● Problem requirements
Scan the data below for the string "عليها". Copy every line where it appears.

● Stored data
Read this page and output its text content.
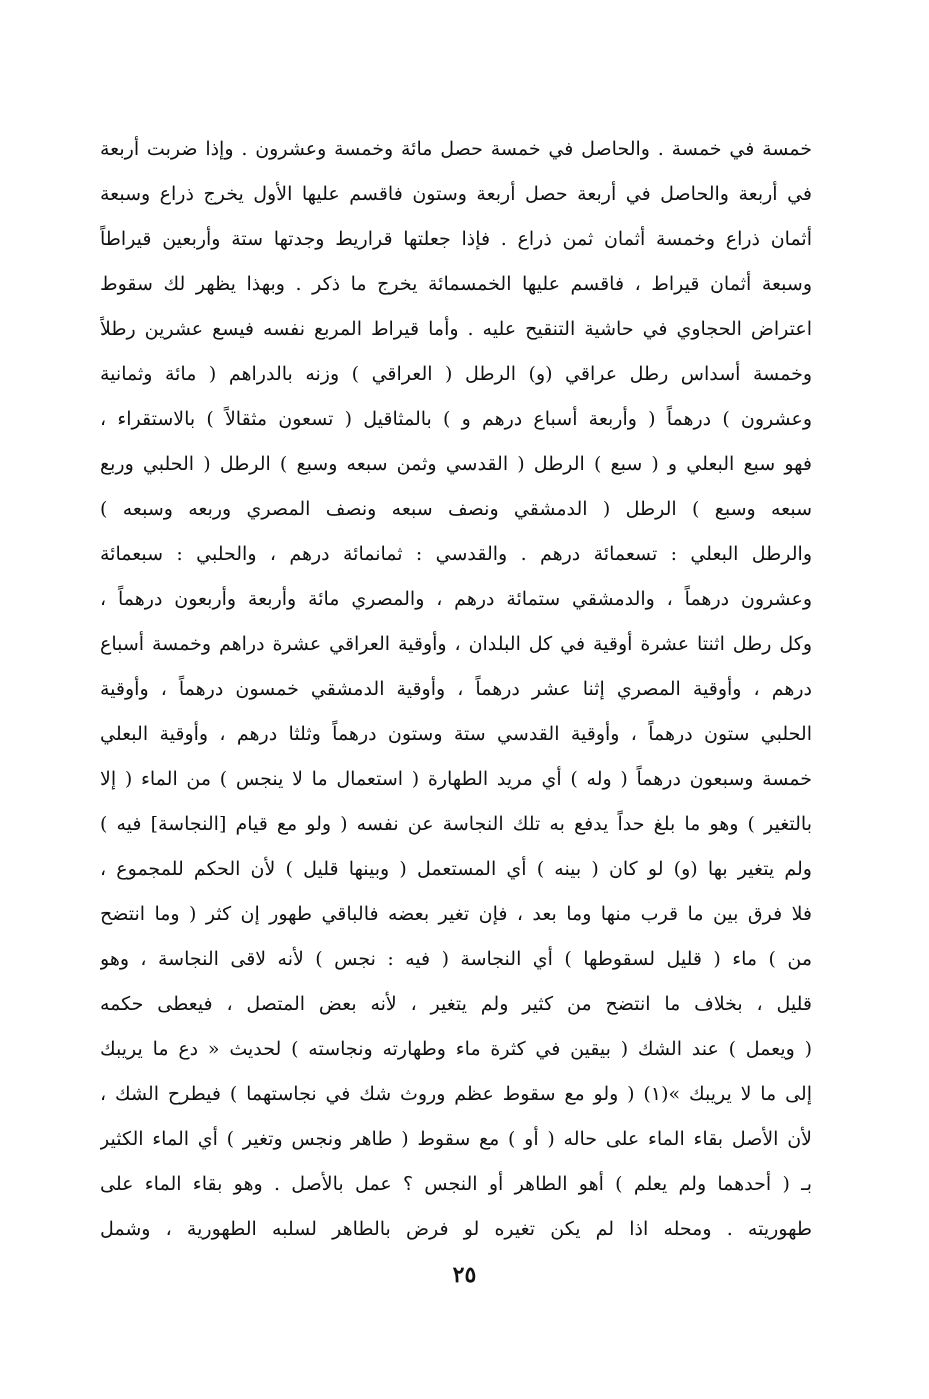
خمسة في خمسة . والحاصل في خمسة حصل مائة وخمسة وعشرون . وإذا ضربت أربعة
في أربعة والحاصل في أربعة حصل أربعة وستون فاقسم عليها الأول يخرج ذراع وسبعة
أثمان ذراع وخمسة أثمان ثمن ذراع . فإذا جعلتها قراريط وجدتها ستة وأربعين قيراطاً
وسبعة أثمان قيراط ، فاقسم عليها الخمسمائة يخرج ما ذكر . وبهذا يظهر لك سقوط
اعتراض الحجاوي في حاشية التنقيح عليه . وأما قيراط المربع نفسه فيسع عشرين رطلاً
وخمسة أسداس رطل عراقي (و) الرطل ( العراقي ) وزنه بالدراهم ( مائة وثمانية
وعشرون ) درهماً ( وأربعة أسباع درهم و ) بالمثاقيل ( تسعون مثقالاً ) بالاستقراء ،
فهو سبع البعلي و ( سبع ) الرطل ( القدسي وثمن سبعه وسبع ) الرطل ( الحلبي وربع
سبعه وسبع ) الرطل ( الدمشقي ونصف سبعه ونصف المصري وربعه وسبعه )
والرطل البعلي : تسعمائة درهم . والقدسي : ثمانمائة درهم ، والحلبي : سبعمائة
وعشرون درهماً ، والدمشقي ستمائة درهم ، والمصري مائة وأربعة وأربعون درهماً ،
وكل رطل اثنتا عشرة أوقية في كل البلدان ، وأوقية العراقي عشرة دراهم وخمسة أسباع
درهم ، وأوقية المصري إثنا عشر درهماً ، وأوقية الدمشقي خمسون درهماً ، وأوقية
الحلبي ستون درهماً ، وأوقية القدسي ستة وستون درهماً وثلثا درهم ، وأوقية البعلي
خمسة وسبعون درهماً ( وله ) أي مريد الطهارة ( استعمال ما لا ينجس ) من الماء ( إلا
بالتغير ) وهو ما بلغ حداً يدفع به تلك النجاسة عن نفسه ( ولو مع قيام [النجاسة] فيه )
ولم يتغير بها (و) لو كان ( بينه ) أي المستعمل ( وبينها قليل ) لأن الحكم للمجموع ،
فلا فرق بين ما قرب منها وما بعد ، فإن تغير بعضه فالباقي طهور إن كثر ( وما انتضح
من ) ماء ( قليل لسقوطها ) أي النجاسة ( فيه : نجس ) لأنه لاقى النجاسة ، وهو
قليل ، بخلاف ما انتضح من كثير ولم يتغير ، لأنه بعض المتصل ، فيعطى حكمه
( ويعمل ) عند الشك ( بيقين في كثرة ماء وطهارته ونجاسته ) لحديث « دع ما يريبك
إلى ما لا يريبك »(١) ( ولو مع سقوط عظم وروث شك في نجاستهما ) فيطرح الشك ،
لأن الأصل بقاء الماء على حاله ( أو ) مع سقوط ( طاهر ونجس وتغير ) أي الماء الكثير
بـ ( أحدهما ولم يعلم ) أهو الطاهر أو النجس ؟ عمل بالأصل . وهو بقاء الماء على
طهوريته . ومحله اذا لم يكن تغيره لو فرض بالطاهر لسلبه الطهورية ، وشمل
٢٥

● Exercise answer
في أربعة والحاصل في أربعة حصل أربعة وستون فاقسم عليها الأول يخرج ذراع وسبعة
وسبعة أثمان قيراط ، فاقسم عليها الخمسمائة يخرج ما ذكر . وبهذا يظهر لك سقوط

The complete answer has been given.